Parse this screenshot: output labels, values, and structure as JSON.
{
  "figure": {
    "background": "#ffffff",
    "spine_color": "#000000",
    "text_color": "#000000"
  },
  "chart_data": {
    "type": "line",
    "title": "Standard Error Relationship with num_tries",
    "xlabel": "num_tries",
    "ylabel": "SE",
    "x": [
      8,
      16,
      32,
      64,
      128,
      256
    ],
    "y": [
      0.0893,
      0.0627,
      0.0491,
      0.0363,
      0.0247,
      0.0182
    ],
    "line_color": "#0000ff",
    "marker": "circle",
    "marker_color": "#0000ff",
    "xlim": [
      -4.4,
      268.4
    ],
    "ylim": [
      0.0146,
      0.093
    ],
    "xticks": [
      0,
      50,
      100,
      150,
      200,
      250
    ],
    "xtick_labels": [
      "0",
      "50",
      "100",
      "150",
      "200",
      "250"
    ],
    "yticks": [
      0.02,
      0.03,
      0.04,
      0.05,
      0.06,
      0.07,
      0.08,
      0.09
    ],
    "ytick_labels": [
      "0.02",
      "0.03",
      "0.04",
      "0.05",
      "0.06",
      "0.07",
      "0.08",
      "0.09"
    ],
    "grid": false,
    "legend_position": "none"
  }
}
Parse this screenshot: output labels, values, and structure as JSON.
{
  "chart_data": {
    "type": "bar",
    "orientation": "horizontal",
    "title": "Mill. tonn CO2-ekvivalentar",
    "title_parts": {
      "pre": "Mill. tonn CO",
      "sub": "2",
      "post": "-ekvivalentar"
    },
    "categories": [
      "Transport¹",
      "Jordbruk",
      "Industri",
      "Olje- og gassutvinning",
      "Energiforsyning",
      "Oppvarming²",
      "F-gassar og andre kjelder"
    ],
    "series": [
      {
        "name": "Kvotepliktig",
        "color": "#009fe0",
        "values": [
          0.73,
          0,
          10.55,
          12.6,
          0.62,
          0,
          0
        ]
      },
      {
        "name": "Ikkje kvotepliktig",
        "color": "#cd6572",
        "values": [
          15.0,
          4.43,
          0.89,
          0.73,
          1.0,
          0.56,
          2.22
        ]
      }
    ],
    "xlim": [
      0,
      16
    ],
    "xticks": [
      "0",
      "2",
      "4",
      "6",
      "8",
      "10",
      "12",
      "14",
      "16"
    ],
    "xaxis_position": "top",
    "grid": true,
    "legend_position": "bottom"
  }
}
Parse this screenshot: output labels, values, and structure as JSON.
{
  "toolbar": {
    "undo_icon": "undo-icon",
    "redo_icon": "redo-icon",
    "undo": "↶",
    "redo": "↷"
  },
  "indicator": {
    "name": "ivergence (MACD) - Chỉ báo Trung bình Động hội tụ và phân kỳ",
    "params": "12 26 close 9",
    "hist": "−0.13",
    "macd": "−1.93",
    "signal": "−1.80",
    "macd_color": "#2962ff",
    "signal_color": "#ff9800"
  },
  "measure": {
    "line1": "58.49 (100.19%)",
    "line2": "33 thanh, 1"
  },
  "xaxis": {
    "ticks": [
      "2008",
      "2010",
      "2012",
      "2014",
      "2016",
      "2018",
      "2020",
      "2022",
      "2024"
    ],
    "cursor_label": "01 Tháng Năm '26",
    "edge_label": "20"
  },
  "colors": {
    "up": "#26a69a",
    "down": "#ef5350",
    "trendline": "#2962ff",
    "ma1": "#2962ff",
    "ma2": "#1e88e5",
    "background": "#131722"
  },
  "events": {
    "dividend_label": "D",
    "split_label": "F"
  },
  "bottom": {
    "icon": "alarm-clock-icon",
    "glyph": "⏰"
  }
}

------

_Problem to work on:_ Using the records given above, list every line that includes the word "Mill".

_Right answer:_
    "title": "Mill. tonn CO2-ekvivalentar",
      "pre": "Mill. tonn CO",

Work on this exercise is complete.